**Challenge**
Write only the number of lines in the records beneath that hold "user".

**Listed records**
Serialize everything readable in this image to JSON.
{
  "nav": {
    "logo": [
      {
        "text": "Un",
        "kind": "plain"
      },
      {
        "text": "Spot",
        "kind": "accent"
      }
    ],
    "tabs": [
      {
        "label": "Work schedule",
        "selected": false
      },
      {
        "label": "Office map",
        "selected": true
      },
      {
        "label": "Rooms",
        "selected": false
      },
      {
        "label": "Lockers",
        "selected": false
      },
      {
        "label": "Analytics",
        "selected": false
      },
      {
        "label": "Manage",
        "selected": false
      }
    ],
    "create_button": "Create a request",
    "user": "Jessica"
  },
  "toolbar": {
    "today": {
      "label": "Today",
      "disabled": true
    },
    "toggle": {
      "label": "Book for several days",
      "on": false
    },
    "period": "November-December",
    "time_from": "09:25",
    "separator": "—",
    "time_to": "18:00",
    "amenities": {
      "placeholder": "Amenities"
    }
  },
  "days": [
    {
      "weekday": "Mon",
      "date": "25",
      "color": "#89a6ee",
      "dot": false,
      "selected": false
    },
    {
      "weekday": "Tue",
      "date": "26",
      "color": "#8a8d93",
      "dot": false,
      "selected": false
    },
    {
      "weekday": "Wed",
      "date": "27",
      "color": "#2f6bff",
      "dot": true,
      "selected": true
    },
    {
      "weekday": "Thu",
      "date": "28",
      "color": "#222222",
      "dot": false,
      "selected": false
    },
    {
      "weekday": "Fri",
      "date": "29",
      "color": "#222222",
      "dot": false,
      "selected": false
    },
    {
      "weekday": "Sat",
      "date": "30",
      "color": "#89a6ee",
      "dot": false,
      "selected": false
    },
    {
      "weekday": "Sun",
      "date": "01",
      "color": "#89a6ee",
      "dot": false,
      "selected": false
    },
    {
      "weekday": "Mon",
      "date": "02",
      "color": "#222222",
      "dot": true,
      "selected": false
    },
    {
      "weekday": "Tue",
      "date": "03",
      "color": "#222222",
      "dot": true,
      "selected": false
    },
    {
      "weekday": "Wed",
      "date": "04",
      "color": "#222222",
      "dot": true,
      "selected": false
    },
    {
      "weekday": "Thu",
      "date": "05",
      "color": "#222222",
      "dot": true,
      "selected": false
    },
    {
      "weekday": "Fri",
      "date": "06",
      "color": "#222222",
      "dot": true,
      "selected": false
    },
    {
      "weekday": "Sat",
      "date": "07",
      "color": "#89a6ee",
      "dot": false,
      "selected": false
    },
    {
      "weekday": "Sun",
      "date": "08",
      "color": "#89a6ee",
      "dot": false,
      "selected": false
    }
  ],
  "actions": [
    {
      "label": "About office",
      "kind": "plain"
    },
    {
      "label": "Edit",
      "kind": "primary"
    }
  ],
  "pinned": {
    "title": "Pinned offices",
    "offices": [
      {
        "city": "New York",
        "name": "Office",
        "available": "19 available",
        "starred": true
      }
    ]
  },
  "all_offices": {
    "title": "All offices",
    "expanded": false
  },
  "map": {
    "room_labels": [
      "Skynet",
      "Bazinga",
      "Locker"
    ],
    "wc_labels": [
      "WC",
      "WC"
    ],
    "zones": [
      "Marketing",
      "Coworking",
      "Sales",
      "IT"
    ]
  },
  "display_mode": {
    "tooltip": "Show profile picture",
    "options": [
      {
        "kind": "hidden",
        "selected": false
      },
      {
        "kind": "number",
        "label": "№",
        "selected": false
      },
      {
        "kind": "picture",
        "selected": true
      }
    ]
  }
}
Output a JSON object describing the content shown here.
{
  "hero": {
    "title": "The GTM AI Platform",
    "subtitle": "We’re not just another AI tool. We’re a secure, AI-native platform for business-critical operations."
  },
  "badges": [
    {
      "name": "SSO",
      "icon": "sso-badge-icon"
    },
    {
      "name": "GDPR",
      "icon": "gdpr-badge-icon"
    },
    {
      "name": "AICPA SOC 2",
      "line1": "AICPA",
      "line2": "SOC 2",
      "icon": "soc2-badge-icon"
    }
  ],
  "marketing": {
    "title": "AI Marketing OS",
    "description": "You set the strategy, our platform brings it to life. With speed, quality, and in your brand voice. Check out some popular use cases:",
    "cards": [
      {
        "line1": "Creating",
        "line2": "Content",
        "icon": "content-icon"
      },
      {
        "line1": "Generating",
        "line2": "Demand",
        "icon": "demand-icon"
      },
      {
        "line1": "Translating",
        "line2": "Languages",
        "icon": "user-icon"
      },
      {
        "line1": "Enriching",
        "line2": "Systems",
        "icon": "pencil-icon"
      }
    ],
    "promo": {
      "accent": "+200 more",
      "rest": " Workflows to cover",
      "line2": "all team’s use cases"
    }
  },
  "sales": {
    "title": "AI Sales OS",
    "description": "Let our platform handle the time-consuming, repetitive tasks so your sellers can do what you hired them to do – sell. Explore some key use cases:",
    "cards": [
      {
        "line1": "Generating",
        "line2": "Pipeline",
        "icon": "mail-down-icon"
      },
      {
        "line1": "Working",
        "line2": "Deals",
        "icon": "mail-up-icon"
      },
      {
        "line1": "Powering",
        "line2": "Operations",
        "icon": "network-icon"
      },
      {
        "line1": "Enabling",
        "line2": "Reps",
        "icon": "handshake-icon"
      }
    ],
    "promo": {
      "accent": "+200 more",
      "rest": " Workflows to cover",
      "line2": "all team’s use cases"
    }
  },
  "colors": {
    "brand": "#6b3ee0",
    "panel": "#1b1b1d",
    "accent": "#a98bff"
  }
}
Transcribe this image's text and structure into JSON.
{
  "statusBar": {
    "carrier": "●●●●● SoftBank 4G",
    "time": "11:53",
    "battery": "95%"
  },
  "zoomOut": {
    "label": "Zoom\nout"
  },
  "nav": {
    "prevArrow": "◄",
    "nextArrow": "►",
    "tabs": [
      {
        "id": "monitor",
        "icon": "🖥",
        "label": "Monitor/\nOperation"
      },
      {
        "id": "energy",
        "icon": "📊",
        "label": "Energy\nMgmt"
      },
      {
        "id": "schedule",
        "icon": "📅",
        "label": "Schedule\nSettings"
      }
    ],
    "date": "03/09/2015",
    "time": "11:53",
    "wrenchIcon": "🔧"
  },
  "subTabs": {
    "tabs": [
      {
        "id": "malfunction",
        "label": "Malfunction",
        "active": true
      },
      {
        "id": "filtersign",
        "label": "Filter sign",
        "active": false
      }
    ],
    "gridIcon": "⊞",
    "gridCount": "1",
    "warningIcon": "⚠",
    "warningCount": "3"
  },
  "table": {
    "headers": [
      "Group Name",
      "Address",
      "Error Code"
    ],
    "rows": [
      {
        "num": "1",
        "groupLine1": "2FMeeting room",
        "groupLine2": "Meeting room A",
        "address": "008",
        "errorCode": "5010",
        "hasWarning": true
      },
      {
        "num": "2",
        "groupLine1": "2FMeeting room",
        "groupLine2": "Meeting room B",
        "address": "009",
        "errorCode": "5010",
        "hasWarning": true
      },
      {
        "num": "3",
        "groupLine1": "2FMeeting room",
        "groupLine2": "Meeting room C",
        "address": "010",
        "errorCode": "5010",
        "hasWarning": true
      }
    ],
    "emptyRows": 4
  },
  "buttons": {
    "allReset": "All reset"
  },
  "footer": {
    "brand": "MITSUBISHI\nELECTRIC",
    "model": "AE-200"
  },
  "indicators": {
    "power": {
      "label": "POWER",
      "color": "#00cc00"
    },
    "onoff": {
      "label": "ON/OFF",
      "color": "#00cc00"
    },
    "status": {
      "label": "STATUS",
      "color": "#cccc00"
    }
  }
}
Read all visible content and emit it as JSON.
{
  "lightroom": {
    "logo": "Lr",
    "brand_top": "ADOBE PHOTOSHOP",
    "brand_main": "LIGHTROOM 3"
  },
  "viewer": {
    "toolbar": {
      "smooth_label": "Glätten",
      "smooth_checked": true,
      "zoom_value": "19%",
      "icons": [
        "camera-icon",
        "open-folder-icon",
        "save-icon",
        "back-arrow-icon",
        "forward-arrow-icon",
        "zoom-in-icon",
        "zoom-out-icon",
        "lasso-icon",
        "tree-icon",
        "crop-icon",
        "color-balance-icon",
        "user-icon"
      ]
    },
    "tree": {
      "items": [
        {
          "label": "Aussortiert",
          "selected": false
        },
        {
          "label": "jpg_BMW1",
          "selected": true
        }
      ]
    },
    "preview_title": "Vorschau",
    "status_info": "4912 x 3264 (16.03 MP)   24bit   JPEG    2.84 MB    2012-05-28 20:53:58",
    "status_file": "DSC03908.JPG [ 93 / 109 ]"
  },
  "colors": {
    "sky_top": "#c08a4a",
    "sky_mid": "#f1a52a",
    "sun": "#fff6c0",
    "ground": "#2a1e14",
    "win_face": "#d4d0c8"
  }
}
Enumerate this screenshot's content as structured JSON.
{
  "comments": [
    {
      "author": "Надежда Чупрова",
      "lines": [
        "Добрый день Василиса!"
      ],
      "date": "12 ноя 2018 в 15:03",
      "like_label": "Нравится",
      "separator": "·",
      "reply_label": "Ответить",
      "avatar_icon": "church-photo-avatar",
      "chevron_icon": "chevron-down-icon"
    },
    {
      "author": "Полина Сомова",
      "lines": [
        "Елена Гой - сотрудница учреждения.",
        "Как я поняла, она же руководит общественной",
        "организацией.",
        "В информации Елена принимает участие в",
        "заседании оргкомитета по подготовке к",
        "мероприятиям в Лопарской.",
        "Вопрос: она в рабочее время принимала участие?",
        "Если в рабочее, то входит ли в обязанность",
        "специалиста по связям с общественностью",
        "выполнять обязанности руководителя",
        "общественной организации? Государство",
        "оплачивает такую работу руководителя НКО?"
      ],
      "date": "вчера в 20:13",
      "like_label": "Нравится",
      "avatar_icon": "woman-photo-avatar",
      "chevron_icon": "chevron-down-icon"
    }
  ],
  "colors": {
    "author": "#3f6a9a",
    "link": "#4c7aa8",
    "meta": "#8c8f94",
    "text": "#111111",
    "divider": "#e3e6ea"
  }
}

**Reply**
3